Part of a data file:
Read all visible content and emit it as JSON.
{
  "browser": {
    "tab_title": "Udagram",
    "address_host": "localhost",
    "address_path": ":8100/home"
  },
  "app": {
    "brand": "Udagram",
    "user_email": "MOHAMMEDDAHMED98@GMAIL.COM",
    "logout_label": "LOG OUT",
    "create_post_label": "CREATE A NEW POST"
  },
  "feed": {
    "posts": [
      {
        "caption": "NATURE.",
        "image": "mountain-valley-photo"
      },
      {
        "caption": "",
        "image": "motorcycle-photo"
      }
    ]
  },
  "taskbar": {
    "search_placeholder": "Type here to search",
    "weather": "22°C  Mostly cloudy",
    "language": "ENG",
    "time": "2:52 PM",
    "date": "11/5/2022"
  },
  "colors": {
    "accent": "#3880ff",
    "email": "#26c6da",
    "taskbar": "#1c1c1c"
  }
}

INSTRUCTION >>
Without changing a word, restate the whole listing.

RESULT OF THIS TASK >>
Read all visible content and emit it as JSON.
{
  "browser": {
    "tab_title": "Udagram",
    "address_host": "localhost",
    "address_path": ":8100/home"
  },
  "app": {
    "brand": "Udagram",
    "user_email": "MOHAMMEDDAHMED98@GMAIL.COM",
    "logout_label": "LOG OUT",
    "create_post_label": "CREATE A NEW POST"
  },
  "feed": {
    "posts": [
      {
        "caption": "NATURE.",
        "image": "mountain-valley-photo"
      },
      {
        "caption": "",
        "image": "motorcycle-photo"
      }
    ]
  },
  "taskbar": {
    "search_placeholder": "Type here to search",
    "weather": "22°C  Mostly cloudy",
    "language": "ENG",
    "time": "2:52 PM",
    "date": "11/5/2022"
  },
  "colors": {
    "accent": "#3880ff",
    "email": "#26c6da",
    "taskbar": "#1c1c1c"
  }
}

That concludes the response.